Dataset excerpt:
********

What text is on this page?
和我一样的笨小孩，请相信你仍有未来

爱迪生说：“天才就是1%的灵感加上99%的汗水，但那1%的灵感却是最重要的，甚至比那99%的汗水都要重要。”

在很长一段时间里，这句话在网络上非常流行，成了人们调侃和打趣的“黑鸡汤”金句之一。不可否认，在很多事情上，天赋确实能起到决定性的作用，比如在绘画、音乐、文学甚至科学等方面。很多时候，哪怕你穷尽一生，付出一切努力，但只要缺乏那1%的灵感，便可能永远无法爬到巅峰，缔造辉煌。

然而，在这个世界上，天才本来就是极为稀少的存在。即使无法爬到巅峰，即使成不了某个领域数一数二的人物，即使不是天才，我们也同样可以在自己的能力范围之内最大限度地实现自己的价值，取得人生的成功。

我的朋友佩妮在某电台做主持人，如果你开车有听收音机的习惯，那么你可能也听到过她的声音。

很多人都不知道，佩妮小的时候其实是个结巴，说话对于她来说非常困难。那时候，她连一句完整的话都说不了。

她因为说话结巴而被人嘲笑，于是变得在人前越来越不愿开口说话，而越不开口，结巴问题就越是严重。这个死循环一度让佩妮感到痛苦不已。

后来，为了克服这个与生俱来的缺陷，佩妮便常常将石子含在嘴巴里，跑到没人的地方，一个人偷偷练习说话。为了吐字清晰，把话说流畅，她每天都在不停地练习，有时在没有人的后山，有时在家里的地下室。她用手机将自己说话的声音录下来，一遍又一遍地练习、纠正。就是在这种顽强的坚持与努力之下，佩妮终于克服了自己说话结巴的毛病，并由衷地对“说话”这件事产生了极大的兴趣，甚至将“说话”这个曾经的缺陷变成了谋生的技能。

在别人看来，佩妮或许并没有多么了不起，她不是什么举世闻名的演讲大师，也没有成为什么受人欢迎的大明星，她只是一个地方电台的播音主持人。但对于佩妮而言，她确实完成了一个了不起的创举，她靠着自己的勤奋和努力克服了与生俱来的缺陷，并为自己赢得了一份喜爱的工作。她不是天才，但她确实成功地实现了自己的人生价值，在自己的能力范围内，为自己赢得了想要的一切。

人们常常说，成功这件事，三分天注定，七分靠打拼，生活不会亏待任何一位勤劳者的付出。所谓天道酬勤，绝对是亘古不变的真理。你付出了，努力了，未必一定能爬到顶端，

********

■ **DO THIS**
Restate every line of the data word for word.

■ **COMPLETE ANSWER**
What text is on this page?
和我一样的笨小孩，请相信你仍有未来

爱迪生说：“天才就是1%的灵感加上99%的汗水，但那1%的灵感却是最重要的，甚至比那99%的汗水都要重要。”

在很长一段时间里，这句话在网络上非常流行，成了人们调侃和打趣的“黑鸡汤”金句之一。不可否认，在很多事情上，天赋确实能起到决定性的作用，比如在绘画、音乐、文学甚至科学等方面。很多时候，哪怕你穷尽一生，付出一切努力，但只要缺乏那1%的灵感，便可能永远无法爬到巅峰，缔造辉煌。

然而，在这个世界上，天才本来就是极为稀少的存在。即使无法爬到巅峰，即使成不了某个领域数一数二的人物，即使不是天才，我们也同样可以在自己的能力范围之内最大限度地实现自己的价值，取得人生的成功。

我的朋友佩妮在某电台做主持人，如果你开车有听收音机的习惯，那么你可能也听到过她的声音。

很多人都不知道，佩妮小的时候其实是个结巴，说话对于她来说非常困难。那时候，她连一句完整的话都说不了。

她因为说话结巴而被人嘲笑，于是变得在人前越来越不愿开口说话，而越不开口，结巴问题就越是严重。这个死循环一度让佩妮感到痛苦不已。

后来，为了克服这个与生俱来的缺陷，佩妮便常常将石子含在嘴巴里，跑到没人的地方，一个人偷偷练习说话。为了吐字清晰，把话说流畅，她每天都在不停地练习，有时在没有人的后山，有时在家里的地下室。她用手机将自己说话的声音录下来，一遍又一遍地练习、纠正。就是在这种顽强的坚持与努力之下，佩妮终于克服了自己说话结巴的毛病，并由衷地对“说话”这件事产生了极大的兴趣，甚至将“说话”这个曾经的缺陷变成了谋生的技能。

在别人看来，佩妮或许并没有多么了不起，她不是什么举世闻名的演讲大师，也没有成为什么受人欢迎的大明星，她只是一个地方电台的播音主持人。但对于佩妮而言，她确实完成了一个了不起的创举，她靠着自己的勤奋和努力克服了与生俱来的缺陷，并为自己赢得了一份喜爱的工作。她不是天才，但她确实成功地实现了自己的人生价值，在自己的能力范围内，为自己赢得了想要的一切。

人们常常说，成功这件事，三分天注定，七分靠打拼，生活不会亏待任何一位勤劳者的付出。所谓天道酬勤，绝对是亘古不变的真理。你付出了，努力了，未必一定能爬到顶端，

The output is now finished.